Available records ::

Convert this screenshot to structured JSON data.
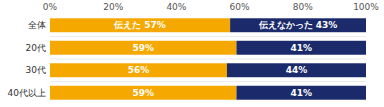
{
  "chart_data": {
    "type": "bar",
    "orientation": "horizontal",
    "stacked": true,
    "data_labels": true,
    "grid": false,
    "categories": [
      "全体",
      "20代",
      "30代",
      "40代以上"
    ],
    "series": [
      {
        "color": "#F5A800",
        "values": [
          57,
          59,
          56,
          59
        ],
        "value_labels": [
          "伝えた 57%",
          "59%",
          "56%",
          "59%"
        ]
      },
      {
        "color": "#1B2A6B",
        "values": [
          43,
          41,
          44,
          41
        ],
        "value_labels": [
          "伝えなかった 43%",
          "41%",
          "44%",
          "41%"
        ]
      }
    ],
    "xlim": [
      0,
      100
    ],
    "xticks": [
      {
        "value": 0,
        "label": "0%"
      },
      {
        "value": 20,
        "label": "20%"
      },
      {
        "value": 40,
        "label": "40%"
      },
      {
        "value": 60,
        "label": "60%"
      },
      {
        "value": 80,
        "label": "80%"
      },
      {
        "value": 100,
        "label": "100%"
      }
    ]
  }
}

Written request :: Are you able to set down all the lines above exactly, without any pictures?

Written solution ::
Convert this screenshot to structured JSON data.
{
  "chart_data": {
    "type": "bar",
    "orientation": "horizontal",
    "stacked": true,
    "data_labels": true,
    "grid": false,
    "categories": [
      "全体",
      "20代",
      "30代",
      "40代以上"
    ],
    "series": [
      {
        "color": "#F5A800",
        "values": [
          57,
          59,
          56,
          59
        ],
        "value_labels": [
          "伝えた 57%",
          "59%",
          "56%",
          "59%"
        ]
      },
      {
        "color": "#1B2A6B",
        "values": [
          43,
          41,
          44,
          41
        ],
        "value_labels": [
          "伝えなかった 43%",
          "41%",
          "44%",
          "41%"
        ]
      }
    ],
    "xlim": [
      0,
      100
    ],
    "xticks": [
      {
        "value": 0,
        "label": "0%"
      },
      {
        "value": 20,
        "label": "20%"
      },
      {
        "value": 40,
        "label": "40%"
      },
      {
        "value": 60,
        "label": "60%"
      },
      {
        "value": 80,
        "label": "80%"
      },
      {
        "value": 100,
        "label": "100%"
      }
    ]
  }
}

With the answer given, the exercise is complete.